▶ _AIM OF THE TASK_:
Reproduce all of the data exactly, with no line skipped.

▶ _MATERIAL PROVIDED_:
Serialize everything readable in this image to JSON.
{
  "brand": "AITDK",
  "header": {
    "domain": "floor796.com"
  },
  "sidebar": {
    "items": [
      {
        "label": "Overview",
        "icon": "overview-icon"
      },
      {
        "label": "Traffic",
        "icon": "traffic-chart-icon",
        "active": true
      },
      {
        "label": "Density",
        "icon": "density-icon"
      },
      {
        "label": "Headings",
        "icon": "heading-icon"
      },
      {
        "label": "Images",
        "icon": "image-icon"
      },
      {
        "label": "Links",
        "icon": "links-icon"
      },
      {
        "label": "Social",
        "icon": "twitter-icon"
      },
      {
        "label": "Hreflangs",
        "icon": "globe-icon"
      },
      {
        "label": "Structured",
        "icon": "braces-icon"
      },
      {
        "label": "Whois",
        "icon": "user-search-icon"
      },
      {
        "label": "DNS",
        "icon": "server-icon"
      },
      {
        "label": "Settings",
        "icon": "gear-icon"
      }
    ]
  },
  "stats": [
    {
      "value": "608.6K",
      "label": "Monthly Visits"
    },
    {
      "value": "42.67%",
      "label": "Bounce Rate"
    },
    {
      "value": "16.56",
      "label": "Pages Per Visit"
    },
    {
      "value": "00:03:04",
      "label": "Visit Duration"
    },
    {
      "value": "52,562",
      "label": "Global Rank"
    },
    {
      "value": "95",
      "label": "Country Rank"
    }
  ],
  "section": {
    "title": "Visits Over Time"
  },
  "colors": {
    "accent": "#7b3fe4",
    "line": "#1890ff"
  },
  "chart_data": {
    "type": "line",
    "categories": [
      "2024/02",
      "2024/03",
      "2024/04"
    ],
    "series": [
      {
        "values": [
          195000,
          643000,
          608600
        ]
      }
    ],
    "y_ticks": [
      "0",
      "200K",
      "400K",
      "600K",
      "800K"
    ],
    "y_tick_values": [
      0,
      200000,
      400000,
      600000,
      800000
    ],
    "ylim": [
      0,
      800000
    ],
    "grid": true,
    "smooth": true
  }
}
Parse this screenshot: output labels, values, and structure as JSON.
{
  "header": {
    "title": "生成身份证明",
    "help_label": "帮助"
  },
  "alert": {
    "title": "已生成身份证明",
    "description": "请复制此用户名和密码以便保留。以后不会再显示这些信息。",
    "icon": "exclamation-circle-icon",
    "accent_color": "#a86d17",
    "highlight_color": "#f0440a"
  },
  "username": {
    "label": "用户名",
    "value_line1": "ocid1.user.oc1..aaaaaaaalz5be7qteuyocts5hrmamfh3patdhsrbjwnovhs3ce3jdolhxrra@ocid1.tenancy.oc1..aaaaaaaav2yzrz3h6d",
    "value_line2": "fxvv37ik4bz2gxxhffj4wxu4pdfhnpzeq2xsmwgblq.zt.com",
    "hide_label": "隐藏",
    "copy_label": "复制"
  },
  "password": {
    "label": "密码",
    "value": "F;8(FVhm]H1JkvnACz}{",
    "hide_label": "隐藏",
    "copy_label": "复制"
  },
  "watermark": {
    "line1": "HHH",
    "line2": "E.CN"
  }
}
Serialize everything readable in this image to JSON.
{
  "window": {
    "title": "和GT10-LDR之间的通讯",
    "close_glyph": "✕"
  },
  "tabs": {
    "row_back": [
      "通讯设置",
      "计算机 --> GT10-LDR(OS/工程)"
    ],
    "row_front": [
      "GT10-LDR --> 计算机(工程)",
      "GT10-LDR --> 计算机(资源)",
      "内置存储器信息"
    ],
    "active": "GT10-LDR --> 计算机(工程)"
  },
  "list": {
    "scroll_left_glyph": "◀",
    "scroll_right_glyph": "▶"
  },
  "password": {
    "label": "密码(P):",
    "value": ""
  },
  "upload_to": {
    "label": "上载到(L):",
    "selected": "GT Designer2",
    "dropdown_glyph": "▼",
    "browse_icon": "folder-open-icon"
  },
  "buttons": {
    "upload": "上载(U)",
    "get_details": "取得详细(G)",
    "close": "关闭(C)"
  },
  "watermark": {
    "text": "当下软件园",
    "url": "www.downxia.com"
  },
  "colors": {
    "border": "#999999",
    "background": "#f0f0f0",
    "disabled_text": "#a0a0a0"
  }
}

▶ _COMPLETE OUTPUT_:
Serialize everything readable in this image to JSON.
{
  "brand": "AITDK",
  "header": {
    "domain": "floor796.com"
  },
  "sidebar": {
    "items": [
      {
        "label": "Overview",
        "icon": "overview-icon"
      },
      {
        "label": "Traffic",
        "icon": "traffic-chart-icon",
        "active": true
      },
      {
        "label": "Density",
        "icon": "density-icon"
      },
      {
        "label": "Headings",
        "icon": "heading-icon"
      },
      {
        "label": "Images",
        "icon": "image-icon"
      },
      {
        "label": "Links",
        "icon": "links-icon"
      },
      {
        "label": "Social",
        "icon": "twitter-icon"
      },
      {
        "label": "Hreflangs",
        "icon": "globe-icon"
      },
      {
        "label": "Structured",
        "icon": "braces-icon"
      },
      {
        "label": "Whois",
        "icon": "user-search-icon"
      },
      {
        "label": "DNS",
        "icon": "server-icon"
      },
      {
        "label": "Settings",
        "icon": "gear-icon"
      }
    ]
  },
  "stats": [
    {
      "value": "608.6K",
      "label": "Monthly Visits"
    },
    {
      "value": "42.67%",
      "label": "Bounce Rate"
    },
    {
      "value": "16.56",
      "label": "Pages Per Visit"
    },
    {
      "value": "00:03:04",
      "label": "Visit Duration"
    },
    {
      "value": "52,562",
      "label": "Global Rank"
    },
    {
      "value": "95",
      "label": "Country Rank"
    }
  ],
  "section": {
    "title": "Visits Over Time"
  },
  "colors": {
    "accent": "#7b3fe4",
    "line": "#1890ff"
  },
  "chart_data": {
    "type": "line",
    "categories": [
      "2024/02",
      "2024/03",
      "2024/04"
    ],
    "series": [
      {
        "values": [
          195000,
          643000,
          608600
        ]
      }
    ],
    "y_ticks": [
      "0",
      "200K",
      "400K",
      "600K",
      "800K"
    ],
    "y_tick_values": [
      0,
      200000,
      400000,
      600000,
      800000
    ],
    "ylim": [
      0,
      800000
    ],
    "grid": true,
    "smooth": true
  }
}
Parse this screenshot: output labels, values, and structure as JSON.
{
  "header": {
    "title": "生成身份证明",
    "help_label": "帮助"
  },
  "alert": {
    "title": "已生成身份证明",
    "description": "请复制此用户名和密码以便保留。以后不会再显示这些信息。",
    "icon": "exclamation-circle-icon",
    "accent_color": "#a86d17",
    "highlight_color": "#f0440a"
  },
  "username": {
    "label": "用户名",
    "value_line1": "ocid1.user.oc1..aaaaaaaalz5be7qteuyocts5hrmamfh3patdhsrbjwnovhs3ce3jdolhxrra@ocid1.tenancy.oc1..aaaaaaaav2yzrz3h6d",
    "value_line2": "fxvv37ik4bz2gxxhffj4wxu4pdfhnpzeq2xsmwgblq.zt.com",
    "hide_label": "隐藏",
    "copy_label": "复制"
  },
  "password": {
    "label": "密码",
    "value": "F;8(FVhm]H1JkvnACz}{",
    "hide_label": "隐藏",
    "copy_label": "复制"
  },
  "watermark": {
    "line1": "HHH",
    "line2": "E.CN"
  }
}
Serialize everything readable in this image to JSON.
{
  "window": {
    "title": "和GT10-LDR之间的通讯",
    "close_glyph": "✕"
  },
  "tabs": {
    "row_back": [
      "通讯设置",
      "计算机 --> GT10-LDR(OS/工程)"
    ],
    "row_front": [
      "GT10-LDR --> 计算机(工程)",
      "GT10-LDR --> 计算机(资源)",
      "内置存储器信息"
    ],
    "active": "GT10-LDR --> 计算机(工程)"
  },
  "list": {
    "scroll_left_glyph": "◀",
    "scroll_right_glyph": "▶"
  },
  "password": {
    "label": "密码(P):",
    "value": ""
  },
  "upload_to": {
    "label": "上载到(L):",
    "selected": "GT Designer2",
    "dropdown_glyph": "▼",
    "browse_icon": "folder-open-icon"
  },
  "buttons": {
    "upload": "上载(U)",
    "get_details": "取得详细(G)",
    "close": "关闭(C)"
  },
  "watermark": {
    "text": "当下软件园",
    "url": "www.downxia.com"
  },
  "colors": {
    "border": "#999999",
    "background": "#f0f0f0",
    "disabled_text": "#a0a0a0"
  }
}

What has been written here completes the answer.